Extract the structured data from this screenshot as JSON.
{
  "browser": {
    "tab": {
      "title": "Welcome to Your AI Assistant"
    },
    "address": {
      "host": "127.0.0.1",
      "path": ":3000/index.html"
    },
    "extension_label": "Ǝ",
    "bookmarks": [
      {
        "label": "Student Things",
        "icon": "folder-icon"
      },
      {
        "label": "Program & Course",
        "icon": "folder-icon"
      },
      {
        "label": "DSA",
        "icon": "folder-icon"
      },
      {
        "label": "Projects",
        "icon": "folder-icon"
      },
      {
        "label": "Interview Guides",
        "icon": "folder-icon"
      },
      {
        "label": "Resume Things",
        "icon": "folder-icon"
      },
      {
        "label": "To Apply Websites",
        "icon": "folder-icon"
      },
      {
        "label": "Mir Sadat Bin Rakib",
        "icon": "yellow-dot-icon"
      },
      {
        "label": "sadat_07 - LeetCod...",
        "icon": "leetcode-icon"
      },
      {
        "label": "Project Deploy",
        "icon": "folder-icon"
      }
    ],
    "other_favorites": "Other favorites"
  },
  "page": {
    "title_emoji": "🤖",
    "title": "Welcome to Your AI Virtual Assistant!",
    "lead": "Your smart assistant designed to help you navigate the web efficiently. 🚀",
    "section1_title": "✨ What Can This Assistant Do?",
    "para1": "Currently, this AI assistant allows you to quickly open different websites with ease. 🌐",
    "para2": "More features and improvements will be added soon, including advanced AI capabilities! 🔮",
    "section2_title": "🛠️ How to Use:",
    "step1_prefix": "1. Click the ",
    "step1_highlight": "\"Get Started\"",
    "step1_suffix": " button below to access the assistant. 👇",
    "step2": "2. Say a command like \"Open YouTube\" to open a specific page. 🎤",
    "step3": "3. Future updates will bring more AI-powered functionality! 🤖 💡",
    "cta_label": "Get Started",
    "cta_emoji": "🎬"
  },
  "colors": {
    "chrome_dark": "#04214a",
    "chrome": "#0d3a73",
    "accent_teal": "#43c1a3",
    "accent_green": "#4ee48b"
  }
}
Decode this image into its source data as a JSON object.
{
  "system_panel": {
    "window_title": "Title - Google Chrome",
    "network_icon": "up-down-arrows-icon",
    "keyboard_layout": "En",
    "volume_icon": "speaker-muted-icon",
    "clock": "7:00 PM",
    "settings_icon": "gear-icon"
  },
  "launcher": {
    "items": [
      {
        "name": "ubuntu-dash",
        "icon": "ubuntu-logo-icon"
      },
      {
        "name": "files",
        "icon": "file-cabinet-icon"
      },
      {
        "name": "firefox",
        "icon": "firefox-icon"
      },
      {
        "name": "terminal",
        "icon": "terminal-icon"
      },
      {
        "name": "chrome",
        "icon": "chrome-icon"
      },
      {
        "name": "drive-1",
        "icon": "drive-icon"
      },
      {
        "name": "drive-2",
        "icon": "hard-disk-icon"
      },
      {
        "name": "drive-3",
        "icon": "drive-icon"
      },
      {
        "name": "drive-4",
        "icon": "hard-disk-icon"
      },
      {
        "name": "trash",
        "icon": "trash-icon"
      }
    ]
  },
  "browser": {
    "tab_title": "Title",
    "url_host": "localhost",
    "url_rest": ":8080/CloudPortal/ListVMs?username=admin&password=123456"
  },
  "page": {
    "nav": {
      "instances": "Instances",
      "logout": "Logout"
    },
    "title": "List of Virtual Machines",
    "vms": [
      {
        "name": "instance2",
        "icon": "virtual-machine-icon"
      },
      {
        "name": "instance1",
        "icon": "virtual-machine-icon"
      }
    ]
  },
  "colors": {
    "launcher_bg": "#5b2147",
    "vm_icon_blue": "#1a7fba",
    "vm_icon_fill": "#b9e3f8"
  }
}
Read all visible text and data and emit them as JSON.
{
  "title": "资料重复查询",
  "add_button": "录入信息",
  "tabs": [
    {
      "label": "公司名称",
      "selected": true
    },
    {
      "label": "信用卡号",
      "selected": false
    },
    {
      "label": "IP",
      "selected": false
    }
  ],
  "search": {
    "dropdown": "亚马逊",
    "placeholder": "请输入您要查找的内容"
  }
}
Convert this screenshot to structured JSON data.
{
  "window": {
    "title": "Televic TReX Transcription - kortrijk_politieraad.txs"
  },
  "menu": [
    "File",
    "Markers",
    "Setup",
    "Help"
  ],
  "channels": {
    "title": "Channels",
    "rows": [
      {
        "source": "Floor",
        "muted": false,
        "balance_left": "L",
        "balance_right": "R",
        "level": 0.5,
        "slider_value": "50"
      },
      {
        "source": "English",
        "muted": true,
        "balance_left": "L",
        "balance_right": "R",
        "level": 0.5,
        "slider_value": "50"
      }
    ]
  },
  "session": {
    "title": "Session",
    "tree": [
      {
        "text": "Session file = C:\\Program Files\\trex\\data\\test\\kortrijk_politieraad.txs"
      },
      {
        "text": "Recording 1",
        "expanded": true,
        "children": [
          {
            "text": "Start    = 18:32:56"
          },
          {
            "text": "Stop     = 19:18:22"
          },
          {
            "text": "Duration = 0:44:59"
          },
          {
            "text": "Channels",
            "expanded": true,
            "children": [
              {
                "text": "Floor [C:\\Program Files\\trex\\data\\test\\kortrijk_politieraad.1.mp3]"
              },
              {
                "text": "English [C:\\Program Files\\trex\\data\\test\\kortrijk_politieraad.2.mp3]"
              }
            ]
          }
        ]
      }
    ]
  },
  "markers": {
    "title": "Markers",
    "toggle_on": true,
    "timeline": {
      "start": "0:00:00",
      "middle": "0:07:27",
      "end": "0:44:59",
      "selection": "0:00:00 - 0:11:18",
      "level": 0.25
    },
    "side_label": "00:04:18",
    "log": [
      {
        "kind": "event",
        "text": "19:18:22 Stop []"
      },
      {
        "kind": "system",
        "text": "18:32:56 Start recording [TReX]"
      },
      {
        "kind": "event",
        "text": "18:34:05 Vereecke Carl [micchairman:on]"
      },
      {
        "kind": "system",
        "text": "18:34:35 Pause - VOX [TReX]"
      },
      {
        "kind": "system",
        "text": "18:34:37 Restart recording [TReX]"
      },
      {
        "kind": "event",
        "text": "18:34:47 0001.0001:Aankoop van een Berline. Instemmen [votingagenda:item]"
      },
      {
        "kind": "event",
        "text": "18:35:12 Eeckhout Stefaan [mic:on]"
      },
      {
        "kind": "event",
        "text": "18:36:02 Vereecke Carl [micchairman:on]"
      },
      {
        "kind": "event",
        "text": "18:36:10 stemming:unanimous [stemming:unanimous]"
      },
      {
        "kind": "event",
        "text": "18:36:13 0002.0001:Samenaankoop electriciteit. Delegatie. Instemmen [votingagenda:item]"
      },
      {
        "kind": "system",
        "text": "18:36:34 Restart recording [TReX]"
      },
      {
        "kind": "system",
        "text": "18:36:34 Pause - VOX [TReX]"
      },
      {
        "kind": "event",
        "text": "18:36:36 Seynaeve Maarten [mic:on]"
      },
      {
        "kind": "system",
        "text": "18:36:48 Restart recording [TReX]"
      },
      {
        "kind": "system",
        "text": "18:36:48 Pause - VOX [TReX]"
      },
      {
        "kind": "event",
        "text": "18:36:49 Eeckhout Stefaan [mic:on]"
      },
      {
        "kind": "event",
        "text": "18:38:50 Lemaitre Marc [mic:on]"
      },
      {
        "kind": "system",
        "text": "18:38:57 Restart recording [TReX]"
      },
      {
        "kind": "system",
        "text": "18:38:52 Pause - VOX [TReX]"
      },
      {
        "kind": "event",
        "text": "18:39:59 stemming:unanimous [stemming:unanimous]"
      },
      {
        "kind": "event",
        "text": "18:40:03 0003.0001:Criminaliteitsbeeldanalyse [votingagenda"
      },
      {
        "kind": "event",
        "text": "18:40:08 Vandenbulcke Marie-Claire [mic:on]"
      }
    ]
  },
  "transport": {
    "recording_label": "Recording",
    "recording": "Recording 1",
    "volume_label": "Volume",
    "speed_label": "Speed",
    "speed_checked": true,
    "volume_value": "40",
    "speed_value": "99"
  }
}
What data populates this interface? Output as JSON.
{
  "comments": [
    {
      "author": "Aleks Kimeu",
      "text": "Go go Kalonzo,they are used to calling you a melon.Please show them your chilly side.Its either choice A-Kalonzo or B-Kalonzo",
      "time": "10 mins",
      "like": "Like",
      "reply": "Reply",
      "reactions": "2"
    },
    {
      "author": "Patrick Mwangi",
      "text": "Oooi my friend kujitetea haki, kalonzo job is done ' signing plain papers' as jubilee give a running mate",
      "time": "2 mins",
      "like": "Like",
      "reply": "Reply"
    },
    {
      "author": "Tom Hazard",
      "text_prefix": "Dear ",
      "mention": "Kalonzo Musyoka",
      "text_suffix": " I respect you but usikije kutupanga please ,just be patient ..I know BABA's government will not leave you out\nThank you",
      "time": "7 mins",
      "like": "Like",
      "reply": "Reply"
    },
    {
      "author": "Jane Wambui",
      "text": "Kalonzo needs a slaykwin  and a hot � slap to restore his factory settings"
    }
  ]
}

□ □ □

TASK DETAILS:
Find each line holding the word "English" and copy it.

OUTPUT OF THE TASK:
        "source": "English",
                "text": "English [C:\\Program Files\\trex\\data\\test\\kortrijk_politieraad.2.mp3]"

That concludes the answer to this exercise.